**What the task requires:** Search the entries below. Return every line that has "cell" in it.

**Input:**
--- start ---

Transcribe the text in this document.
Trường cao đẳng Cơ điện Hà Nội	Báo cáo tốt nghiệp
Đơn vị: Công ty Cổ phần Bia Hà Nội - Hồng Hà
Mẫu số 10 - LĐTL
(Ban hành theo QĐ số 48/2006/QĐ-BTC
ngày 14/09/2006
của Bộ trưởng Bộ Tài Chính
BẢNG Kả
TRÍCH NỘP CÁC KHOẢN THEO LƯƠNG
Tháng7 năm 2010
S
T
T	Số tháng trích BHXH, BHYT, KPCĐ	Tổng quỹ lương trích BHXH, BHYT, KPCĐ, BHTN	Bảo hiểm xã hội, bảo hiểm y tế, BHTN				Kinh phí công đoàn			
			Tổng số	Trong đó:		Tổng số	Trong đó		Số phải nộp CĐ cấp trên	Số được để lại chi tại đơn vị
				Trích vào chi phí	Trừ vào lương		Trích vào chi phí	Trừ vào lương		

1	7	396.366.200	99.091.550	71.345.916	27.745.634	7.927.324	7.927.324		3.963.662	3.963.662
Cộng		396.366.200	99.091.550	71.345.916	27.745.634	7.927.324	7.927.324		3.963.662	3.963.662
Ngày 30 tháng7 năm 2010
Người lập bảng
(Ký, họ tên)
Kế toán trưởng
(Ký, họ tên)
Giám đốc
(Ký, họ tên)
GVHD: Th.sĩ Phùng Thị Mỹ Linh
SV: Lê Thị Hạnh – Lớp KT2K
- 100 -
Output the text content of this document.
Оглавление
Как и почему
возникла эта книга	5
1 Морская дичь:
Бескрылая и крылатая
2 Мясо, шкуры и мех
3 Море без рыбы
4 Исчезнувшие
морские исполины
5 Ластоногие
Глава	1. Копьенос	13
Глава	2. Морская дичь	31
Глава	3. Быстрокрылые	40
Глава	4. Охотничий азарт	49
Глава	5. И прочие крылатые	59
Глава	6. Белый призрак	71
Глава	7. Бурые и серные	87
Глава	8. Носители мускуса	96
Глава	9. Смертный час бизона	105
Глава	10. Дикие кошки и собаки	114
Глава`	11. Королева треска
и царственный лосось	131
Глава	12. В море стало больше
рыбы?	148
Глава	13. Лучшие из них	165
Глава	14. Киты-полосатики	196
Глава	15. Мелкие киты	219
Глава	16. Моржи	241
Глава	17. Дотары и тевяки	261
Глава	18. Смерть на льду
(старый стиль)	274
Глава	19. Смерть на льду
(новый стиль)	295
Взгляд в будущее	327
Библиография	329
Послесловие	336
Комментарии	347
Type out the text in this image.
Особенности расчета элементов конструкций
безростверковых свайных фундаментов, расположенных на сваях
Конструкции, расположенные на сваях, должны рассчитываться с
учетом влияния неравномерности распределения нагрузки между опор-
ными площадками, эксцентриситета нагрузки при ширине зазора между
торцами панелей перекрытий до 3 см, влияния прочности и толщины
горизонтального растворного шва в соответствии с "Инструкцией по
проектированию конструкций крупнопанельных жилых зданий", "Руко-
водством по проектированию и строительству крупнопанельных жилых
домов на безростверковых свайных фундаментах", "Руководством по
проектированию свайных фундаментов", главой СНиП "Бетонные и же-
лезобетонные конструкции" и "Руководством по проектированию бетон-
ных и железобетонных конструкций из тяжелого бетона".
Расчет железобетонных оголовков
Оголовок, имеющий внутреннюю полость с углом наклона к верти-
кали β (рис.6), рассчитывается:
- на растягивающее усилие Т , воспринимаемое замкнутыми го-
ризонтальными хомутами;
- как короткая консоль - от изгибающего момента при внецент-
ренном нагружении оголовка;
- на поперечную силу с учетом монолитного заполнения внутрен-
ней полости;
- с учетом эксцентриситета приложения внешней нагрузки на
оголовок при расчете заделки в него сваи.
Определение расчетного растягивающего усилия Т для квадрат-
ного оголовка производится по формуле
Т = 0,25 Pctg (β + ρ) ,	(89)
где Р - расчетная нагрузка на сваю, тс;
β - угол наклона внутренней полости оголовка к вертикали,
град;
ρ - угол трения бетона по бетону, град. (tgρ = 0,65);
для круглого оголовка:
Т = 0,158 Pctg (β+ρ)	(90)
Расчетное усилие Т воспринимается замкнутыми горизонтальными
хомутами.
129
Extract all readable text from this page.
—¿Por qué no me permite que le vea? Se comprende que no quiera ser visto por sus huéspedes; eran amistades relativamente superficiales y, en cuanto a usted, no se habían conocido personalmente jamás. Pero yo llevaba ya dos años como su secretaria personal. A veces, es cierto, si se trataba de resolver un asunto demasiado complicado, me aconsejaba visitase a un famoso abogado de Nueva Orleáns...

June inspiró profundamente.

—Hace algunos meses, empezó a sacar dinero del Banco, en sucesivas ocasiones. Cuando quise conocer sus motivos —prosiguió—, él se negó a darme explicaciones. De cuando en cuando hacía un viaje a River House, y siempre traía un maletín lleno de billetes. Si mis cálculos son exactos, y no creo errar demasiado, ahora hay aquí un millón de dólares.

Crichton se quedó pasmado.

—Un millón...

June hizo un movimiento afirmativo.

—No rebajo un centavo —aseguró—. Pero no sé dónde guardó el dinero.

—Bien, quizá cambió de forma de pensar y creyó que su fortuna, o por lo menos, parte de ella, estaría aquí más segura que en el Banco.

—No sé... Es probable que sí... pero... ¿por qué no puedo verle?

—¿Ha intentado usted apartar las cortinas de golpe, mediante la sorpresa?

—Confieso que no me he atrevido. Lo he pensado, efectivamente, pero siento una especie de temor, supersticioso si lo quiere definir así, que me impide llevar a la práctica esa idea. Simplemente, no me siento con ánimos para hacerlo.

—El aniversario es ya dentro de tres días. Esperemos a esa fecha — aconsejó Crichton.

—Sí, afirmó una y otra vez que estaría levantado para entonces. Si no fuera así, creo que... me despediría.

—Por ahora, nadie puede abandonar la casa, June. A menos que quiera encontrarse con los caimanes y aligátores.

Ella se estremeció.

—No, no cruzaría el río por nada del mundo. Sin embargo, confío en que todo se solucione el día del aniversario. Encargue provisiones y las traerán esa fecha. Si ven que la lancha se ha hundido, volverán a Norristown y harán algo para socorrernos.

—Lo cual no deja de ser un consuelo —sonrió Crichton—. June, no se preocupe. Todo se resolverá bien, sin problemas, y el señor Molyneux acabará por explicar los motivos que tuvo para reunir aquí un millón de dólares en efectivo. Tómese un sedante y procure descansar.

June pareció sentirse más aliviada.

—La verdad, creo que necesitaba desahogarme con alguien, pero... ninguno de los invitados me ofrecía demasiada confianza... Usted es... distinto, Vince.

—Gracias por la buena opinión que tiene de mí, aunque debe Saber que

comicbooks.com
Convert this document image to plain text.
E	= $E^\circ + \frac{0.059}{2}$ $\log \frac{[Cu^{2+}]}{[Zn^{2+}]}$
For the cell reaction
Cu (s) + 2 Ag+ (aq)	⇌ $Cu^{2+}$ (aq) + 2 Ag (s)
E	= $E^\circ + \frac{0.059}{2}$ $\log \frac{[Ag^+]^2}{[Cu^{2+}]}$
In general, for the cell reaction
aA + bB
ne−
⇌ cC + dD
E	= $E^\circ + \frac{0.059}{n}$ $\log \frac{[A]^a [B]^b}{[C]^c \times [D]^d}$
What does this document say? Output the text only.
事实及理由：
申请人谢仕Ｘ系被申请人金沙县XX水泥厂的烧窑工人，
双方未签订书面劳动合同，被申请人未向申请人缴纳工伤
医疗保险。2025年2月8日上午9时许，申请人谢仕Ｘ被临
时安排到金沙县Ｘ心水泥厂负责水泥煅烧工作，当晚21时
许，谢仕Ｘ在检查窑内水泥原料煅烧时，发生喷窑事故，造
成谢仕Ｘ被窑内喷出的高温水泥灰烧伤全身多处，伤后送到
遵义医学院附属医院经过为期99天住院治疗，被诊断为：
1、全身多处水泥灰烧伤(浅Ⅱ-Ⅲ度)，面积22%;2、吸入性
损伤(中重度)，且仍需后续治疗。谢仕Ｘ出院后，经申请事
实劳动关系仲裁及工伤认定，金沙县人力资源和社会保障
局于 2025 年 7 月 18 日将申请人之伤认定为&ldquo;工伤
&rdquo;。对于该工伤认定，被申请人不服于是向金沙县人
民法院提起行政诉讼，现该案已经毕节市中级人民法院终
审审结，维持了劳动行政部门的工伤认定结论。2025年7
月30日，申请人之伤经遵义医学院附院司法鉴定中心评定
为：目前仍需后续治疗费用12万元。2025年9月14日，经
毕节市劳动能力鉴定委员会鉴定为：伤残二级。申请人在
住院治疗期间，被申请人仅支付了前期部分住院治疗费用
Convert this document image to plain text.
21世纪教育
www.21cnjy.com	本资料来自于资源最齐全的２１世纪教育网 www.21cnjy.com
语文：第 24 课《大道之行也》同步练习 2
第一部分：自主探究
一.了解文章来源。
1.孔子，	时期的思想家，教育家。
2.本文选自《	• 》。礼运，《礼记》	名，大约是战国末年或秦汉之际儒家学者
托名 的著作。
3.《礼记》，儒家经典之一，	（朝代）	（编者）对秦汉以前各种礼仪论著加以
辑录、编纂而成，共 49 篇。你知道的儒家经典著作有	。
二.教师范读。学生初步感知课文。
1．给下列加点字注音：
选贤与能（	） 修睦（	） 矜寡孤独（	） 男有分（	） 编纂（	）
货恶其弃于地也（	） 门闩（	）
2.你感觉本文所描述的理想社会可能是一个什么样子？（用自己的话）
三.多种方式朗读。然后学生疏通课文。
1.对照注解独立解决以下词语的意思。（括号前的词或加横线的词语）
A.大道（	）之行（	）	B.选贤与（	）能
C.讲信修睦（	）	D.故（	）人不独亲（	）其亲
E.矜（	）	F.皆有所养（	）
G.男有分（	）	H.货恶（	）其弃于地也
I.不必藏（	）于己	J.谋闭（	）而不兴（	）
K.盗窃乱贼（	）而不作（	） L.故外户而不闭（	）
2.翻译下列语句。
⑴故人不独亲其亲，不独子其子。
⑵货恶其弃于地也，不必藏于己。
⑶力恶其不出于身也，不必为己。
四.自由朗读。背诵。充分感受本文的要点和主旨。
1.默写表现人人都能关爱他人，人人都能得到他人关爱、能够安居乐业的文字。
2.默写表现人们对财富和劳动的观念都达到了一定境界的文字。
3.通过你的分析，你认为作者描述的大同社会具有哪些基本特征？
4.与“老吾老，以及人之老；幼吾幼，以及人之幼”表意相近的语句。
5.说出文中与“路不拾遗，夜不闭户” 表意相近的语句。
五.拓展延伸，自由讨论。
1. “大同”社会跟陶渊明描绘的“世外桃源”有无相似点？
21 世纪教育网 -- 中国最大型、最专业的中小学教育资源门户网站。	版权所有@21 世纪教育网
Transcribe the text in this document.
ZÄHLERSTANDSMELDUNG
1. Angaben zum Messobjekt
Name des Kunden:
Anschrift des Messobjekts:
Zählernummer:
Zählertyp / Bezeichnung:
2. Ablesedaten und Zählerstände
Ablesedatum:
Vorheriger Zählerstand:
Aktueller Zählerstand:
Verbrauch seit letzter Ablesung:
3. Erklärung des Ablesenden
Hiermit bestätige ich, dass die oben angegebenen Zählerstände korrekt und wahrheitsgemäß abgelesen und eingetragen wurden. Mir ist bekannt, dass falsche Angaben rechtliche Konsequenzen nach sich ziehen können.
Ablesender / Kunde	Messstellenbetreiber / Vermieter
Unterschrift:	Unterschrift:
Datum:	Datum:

--- end ---

**The reply:**
For the cell reaction
In general, for the cell reaction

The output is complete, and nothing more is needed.